Surrogate demand models (SDMs) for bridges, called also metamodels [57], were proposed by Ghosh et al. [26] with the intention to reduce computation time, yet efficiently reflect the complex relationship between predictor variables and the predicted seismic responses of a bridge component. To this end, Ghosh et al. [26] implemented four algorithms to approximate $S_D$ of multispan simply supported concrete bridges. These algorithms were the classical second-order PRSM (Equation (10)), multivariate adaptive regression splines (MARS) (introduced by Friedman [58]), and RBF networks (Equation (15)). They adopted a polyharmonic spline (Equation (17)) for the RBF. In the MARS algorithm (Equations (18) and (19)), $S_D$ is expressed as an expansion of spline basis functions, which are composed of linear and cubic splines. In these formulations, nbf represents the number of basis functions and nf represents the number of truncated linear functions multiplied in the ith basis function. The variable $t_{ji}$ is the knot value corresponding to the input parameter $x_{ji}$ and is set by a forward–backward iterative procedure. In addition, $s_{ji}$ is a sign variable that is equal to +1 or −1, which indicates the right or left side of the considered step function.

$${\varphi }_i\left[\mathit{\omega },x\right]=\frac{{{\displaystyle \sum }}_{j=1}^k{(x_j-c{r}_{ij})}^2}{{\zeta }_i^2}$$

(17)

$${\widehat{S}}_D={\rho }_0+{{\displaystyle \sum }}_{i=1}^{nbf}{\rho }_i{f}_i\left[.,x\right]$$

(18)

$$f_i\left[.,x\right]={{\displaystyle \prod }}_{j=1}^{nf}\left[s_{ji}\left(x_{ji}-t_{ji}\right)\right]$$

(19)

The regression model developed by Ghosh et al. [26] consisted of 11 input variables, extracted from the GM intensity, bridge modeling parameters, and deterioration affected parameters. On the other hand, the outcome variables were selected from the seismic responses of the primary bridge components including the columns, bearings, and abutments. In conclusion, the model with the best overall performance was the one produced by MARS. The surrogate models built up by RBF and PRSM placed second and third, respectively.

Similarly, Kameshwar and Padgett [38] applied PRSM, the adaptive basis function construction (ABFC) [59], and RBF networks with Gaussian basis functions to estimate $S_D$ of multispan simply supported concrete bridges. Although the ABFC is similar to the PRSM, the order of polynomials is not predetermined in the ABFC algorithm. Thereby, ABFC can produce generalized polynomial models. They used nine input parameters, including the material and geometric properties of bridges, while using PGA as the IM. The best performing metamodel to estimate $S_D$ found by this study was the one developed by ABFC. Moreover, the fourth-order PRSM showed the best overall performance among the polynomial models tested.

### Given exercise 1
Answer these questions from the passage on surrogate demand models for bridges:
(a) Which algorithm produced the model with the best overall performance in the study by Ghosh et al.?
(b) How many input variables did the regression model by Ghosh et al. have?
(c) What did Kameshwar and Padgett use as the IM?
The passage and the rows that follow it were drawn from unrelated sources.

Extracted records:
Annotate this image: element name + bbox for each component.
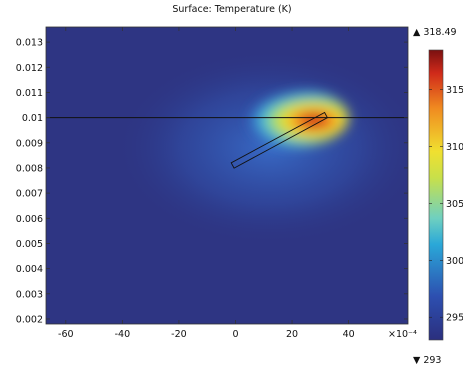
y-tick-label: 0.009	[16, 138, 43, 149]
colorbar-max-label: ▲ 318.49	[413, 27, 457, 38]
x-tick-label: 0	[232, 329, 238, 340]
chart-title: Surface: Temperature (K)	[172, 4, 291, 15]
plot-frame	[45, 26, 409, 325]
y-tick-label: 0.007	[16, 189, 43, 200]
x-tick-label: -20	[171, 329, 187, 340]
colorbar-tick-label: 305	[446, 199, 463, 210]
y-tick-label: 0.008	[16, 163, 43, 174]
colorbar-tick-label: 295	[446, 313, 463, 324]
tilted-strip	[230, 111, 329, 169]
plot-area	[45, 26, 409, 325]
x-tick-label: -60	[58, 329, 74, 340]
x-tick-label: 40	[343, 329, 355, 340]
warm-glow-region	[119, 52, 408, 243]
y-tick-label: 0.004	[16, 264, 43, 275]
x-tick-label: -40	[115, 329, 131, 340]
colorbar: ▲ 318.49 ▼ 293 295 300 305 310 315	[413, 27, 463, 366]
y-tick-label: 0.01	[22, 113, 43, 124]
y-tick-label: 0.006	[16, 214, 43, 225]
y-tick-label: 0.005	[16, 239, 43, 250]
colorbar-ticks: 295 300 305 310 315	[429, 85, 463, 324]
y-tick-label: 0.003	[16, 289, 43, 300]
colorbar-tick-label: 310	[446, 142, 463, 153]
x-tick-label: 20	[286, 329, 298, 340]
y-tick-label: 0.011	[16, 88, 43, 99]
colorbar-tick-label: 300	[446, 256, 463, 267]
colorbar-tick-label: 315	[446, 85, 463, 96]
colorbar-min-label: ▼ 293	[413, 355, 441, 366]
y-tick-label: 0.012	[16, 63, 43, 74]
x-scale-label: ×10⁻⁴	[388, 329, 417, 340]
y-tick-label: 0.002	[16, 314, 43, 325]
y-tick-label: 0.013	[16, 38, 43, 49]
colorbar-gradient	[428, 49, 444, 341]
y-axis: 0.002 0.003 0.004 0.005 0.006 0.007 0.008 0.009…	[16, 38, 408, 325]
x-axis: -60 -40 -20 0 20 40	[58, 27, 355, 340]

### Given exercise 2
Reproduce every line of the extracted rows without changes, leaving out the picture.

### Final result 1
(a) MARS
(b) 11
(c) PGA

### Final result 2
Annotate this image: element name + bbox for each component.
y-tick-label: 0.009	[16, 138, 43, 149]
colorbar-max-label: ▲ 318.49	[413, 27, 457, 38]
x-tick-label: 0	[232, 329, 238, 340]
chart-title: Surface: Temperature (K)	[172, 4, 291, 15]
plot-frame	[45, 26, 409, 325]
y-tick-label: 0.007	[16, 189, 43, 200]
x-tick-label: -20	[171, 329, 187, 340]
colorbar-tick-label: 305	[446, 199, 463, 210]
y-tick-label: 0.008	[16, 163, 43, 174]
colorbar-tick-label: 295	[446, 313, 463, 324]
tilted-strip	[230, 111, 329, 169]
plot-area	[45, 26, 409, 325]
x-tick-label: -60	[58, 329, 74, 340]
x-tick-label: 40	[343, 329, 355, 340]
warm-glow-region	[119, 52, 408, 243]
y-tick-label: 0.004	[16, 264, 43, 275]
x-tick-label: -40	[115, 329, 131, 340]
colorbar: ▲ 318.49 ▼ 293 295 300 305 310 315	[413, 27, 463, 366]
y-tick-label: 0.01	[22, 113, 43, 124]
y-tick-label: 0.006	[16, 214, 43, 225]
y-tick-label: 0.005	[16, 239, 43, 250]
colorbar-ticks: 295 300 305 310 315	[429, 85, 463, 324]
y-tick-label: 0.003	[16, 289, 43, 300]
colorbar-tick-label: 310	[446, 142, 463, 153]
x-tick-label: 20	[286, 329, 298, 340]
y-tick-label: 0.011	[16, 88, 43, 99]
colorbar-tick-label: 300	[446, 256, 463, 267]
colorbar-tick-label: 315	[446, 85, 463, 96]
colorbar-min-label: ▼ 293	[413, 355, 441, 366]
y-tick-label: 0.012	[16, 63, 43, 74]
x-scale-label: ×10⁻⁴	[388, 329, 417, 340]
y-tick-label: 0.002	[16, 314, 43, 325]
y-tick-label: 0.013	[16, 38, 43, 49]
colorbar-gradient	[428, 49, 444, 341]
y-axis: 0.002 0.003 0.004 0.005 0.006 0.007 0.008 0.009…	[16, 38, 408, 325]
x-axis: -60 -40 -20 0 20 40	[58, 27, 355, 340]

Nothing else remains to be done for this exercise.